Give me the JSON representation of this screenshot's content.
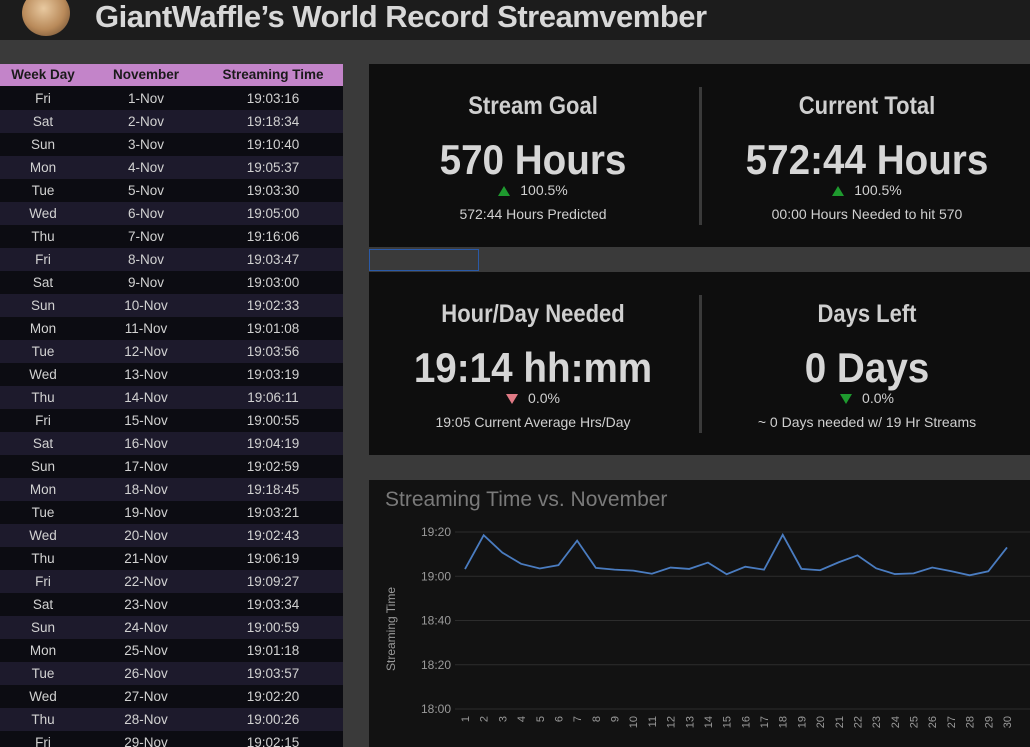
{
  "header": {
    "title": "GiantWaffle’s World Record Streamvember"
  },
  "table": {
    "columns": [
      "Week Day",
      "November",
      "Streaming Time"
    ],
    "rows": [
      [
        "Fri",
        "1-Nov",
        "19:03:16"
      ],
      [
        "Sat",
        "2-Nov",
        "19:18:34"
      ],
      [
        "Sun",
        "3-Nov",
        "19:10:40"
      ],
      [
        "Mon",
        "4-Nov",
        "19:05:37"
      ],
      [
        "Tue",
        "5-Nov",
        "19:03:30"
      ],
      [
        "Wed",
        "6-Nov",
        "19:05:00"
      ],
      [
        "Thu",
        "7-Nov",
        "19:16:06"
      ],
      [
        "Fri",
        "8-Nov",
        "19:03:47"
      ],
      [
        "Sat",
        "9-Nov",
        "19:03:00"
      ],
      [
        "Sun",
        "10-Nov",
        "19:02:33"
      ],
      [
        "Mon",
        "11-Nov",
        "19:01:08"
      ],
      [
        "Tue",
        "12-Nov",
        "19:03:56"
      ],
      [
        "Wed",
        "13-Nov",
        "19:03:19"
      ],
      [
        "Thu",
        "14-Nov",
        "19:06:11"
      ],
      [
        "Fri",
        "15-Nov",
        "19:00:55"
      ],
      [
        "Sat",
        "16-Nov",
        "19:04:19"
      ],
      [
        "Sun",
        "17-Nov",
        "19:02:59"
      ],
      [
        "Mon",
        "18-Nov",
        "19:18:45"
      ],
      [
        "Tue",
        "19-Nov",
        "19:03:21"
      ],
      [
        "Wed",
        "20-Nov",
        "19:02:43"
      ],
      [
        "Thu",
        "21-Nov",
        "19:06:19"
      ],
      [
        "Fri",
        "22-Nov",
        "19:09:27"
      ],
      [
        "Sat",
        "23-Nov",
        "19:03:34"
      ],
      [
        "Sun",
        "24-Nov",
        "19:00:59"
      ],
      [
        "Mon",
        "25-Nov",
        "19:01:18"
      ],
      [
        "Tue",
        "26-Nov",
        "19:03:57"
      ],
      [
        "Wed",
        "27-Nov",
        "19:02:20"
      ],
      [
        "Thu",
        "28-Nov",
        "19:00:26"
      ],
      [
        "Fri",
        "29-Nov",
        "19:02:15"
      ]
    ]
  },
  "cards": [
    {
      "title": "Stream Goal",
      "value": "570 Hours",
      "change": "100.5%",
      "note": "572:44 Hours Predicted"
    },
    {
      "title": "Current Total",
      "value": "572:44 Hours",
      "change": "100.5%",
      "note": "00:00 Hours Needed to hit 570"
    },
    {
      "title": "Hour/Day Needed",
      "value": "19:14 hh:mm",
      "change": "0.0%",
      "note": "19:05 Current Average Hrs/Day"
    },
    {
      "title": "Days Left",
      "value": "0 Days",
      "change": "0.0%",
      "note": "~ 0 Days needed w/ 19 Hr Streams"
    }
  ],
  "chart_data": {
    "type": "line",
    "title": "Streaming Time vs. November",
    "y_label": "Streaming Time",
    "categories": [
      "1",
      "2",
      "3",
      "4",
      "5",
      "6",
      "7",
      "8",
      "9",
      "10",
      "11",
      "12",
      "13",
      "14",
      "15",
      "16",
      "17",
      "18",
      "19",
      "20",
      "21",
      "22",
      "23",
      "24",
      "25",
      "26",
      "27",
      "28",
      "29",
      "30"
    ],
    "series": [
      {
        "name": "Streaming Time",
        "color": "#4a7cc0",
        "values": [
          1143.27,
          1158.57,
          1150.67,
          1145.62,
          1143.5,
          1145,
          1156.1,
          1143.78,
          1143,
          1142.55,
          1141.13,
          1143.93,
          1143.32,
          1146.18,
          1140.92,
          1144.32,
          1142.98,
          1158.75,
          1143.35,
          1142.72,
          1146.32,
          1149.45,
          1143.57,
          1140.98,
          1141.3,
          1143.95,
          1142.33,
          1140.43,
          1142.25,
          1153
        ]
      }
    ],
    "ylim": [
      1080,
      1160
    ],
    "yticks": [
      {
        "value": 1080,
        "label": "18:00"
      },
      {
        "value": 1100,
        "label": "18:20"
      },
      {
        "value": 1120,
        "label": "18:40"
      },
      {
        "value": 1140,
        "label": "19:00"
      },
      {
        "value": 1160,
        "label": "19:20"
      }
    ],
    "grid": true
  }
}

+===+

## Goal
Return only those lines of the records that contain the string "Days".

## Task response
      "title": "Days Left",
      "value": "0 Days",
      "note": "~ 0 Days needed w/ 19 Hr Streams"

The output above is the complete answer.